## Problem to solve
Gather every line that includes the word "this", please.

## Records
● ● ● ● ● ● ●

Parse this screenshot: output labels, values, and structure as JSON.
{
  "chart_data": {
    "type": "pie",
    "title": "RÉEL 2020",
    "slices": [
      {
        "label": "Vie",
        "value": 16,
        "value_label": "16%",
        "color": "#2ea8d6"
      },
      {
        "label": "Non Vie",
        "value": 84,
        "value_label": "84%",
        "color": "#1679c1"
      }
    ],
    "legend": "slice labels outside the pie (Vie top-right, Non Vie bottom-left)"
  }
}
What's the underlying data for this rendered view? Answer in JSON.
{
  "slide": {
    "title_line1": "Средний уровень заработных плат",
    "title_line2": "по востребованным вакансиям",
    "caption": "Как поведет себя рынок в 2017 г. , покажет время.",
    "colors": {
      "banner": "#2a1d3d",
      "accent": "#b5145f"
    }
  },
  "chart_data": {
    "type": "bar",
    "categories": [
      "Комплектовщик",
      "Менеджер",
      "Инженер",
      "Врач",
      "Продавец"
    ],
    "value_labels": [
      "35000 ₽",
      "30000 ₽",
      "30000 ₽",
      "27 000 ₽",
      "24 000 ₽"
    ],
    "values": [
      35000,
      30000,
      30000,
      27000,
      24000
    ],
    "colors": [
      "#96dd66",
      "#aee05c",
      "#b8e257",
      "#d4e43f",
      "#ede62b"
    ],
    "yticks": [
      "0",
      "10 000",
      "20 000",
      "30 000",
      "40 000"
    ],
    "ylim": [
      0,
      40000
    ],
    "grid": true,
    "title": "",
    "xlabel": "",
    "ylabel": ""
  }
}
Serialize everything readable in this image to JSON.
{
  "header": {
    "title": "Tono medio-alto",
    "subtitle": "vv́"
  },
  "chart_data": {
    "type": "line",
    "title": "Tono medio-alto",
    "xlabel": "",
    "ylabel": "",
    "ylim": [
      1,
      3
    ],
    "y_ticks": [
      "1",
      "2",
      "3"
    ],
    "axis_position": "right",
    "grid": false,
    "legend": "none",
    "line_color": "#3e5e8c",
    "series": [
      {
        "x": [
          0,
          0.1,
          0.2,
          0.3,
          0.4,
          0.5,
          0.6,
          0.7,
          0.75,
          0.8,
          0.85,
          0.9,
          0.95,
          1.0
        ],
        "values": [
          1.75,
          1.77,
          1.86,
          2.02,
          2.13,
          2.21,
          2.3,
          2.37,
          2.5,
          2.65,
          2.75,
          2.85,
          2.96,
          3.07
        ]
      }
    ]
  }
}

● ● ● ● ● ● ●

## Task output
Parse this screenshot: output labels, values, and structure as JSON.
What's the underlying data for this rendered view? Answer in JSON.
Serialize everything readable in this image to JSON.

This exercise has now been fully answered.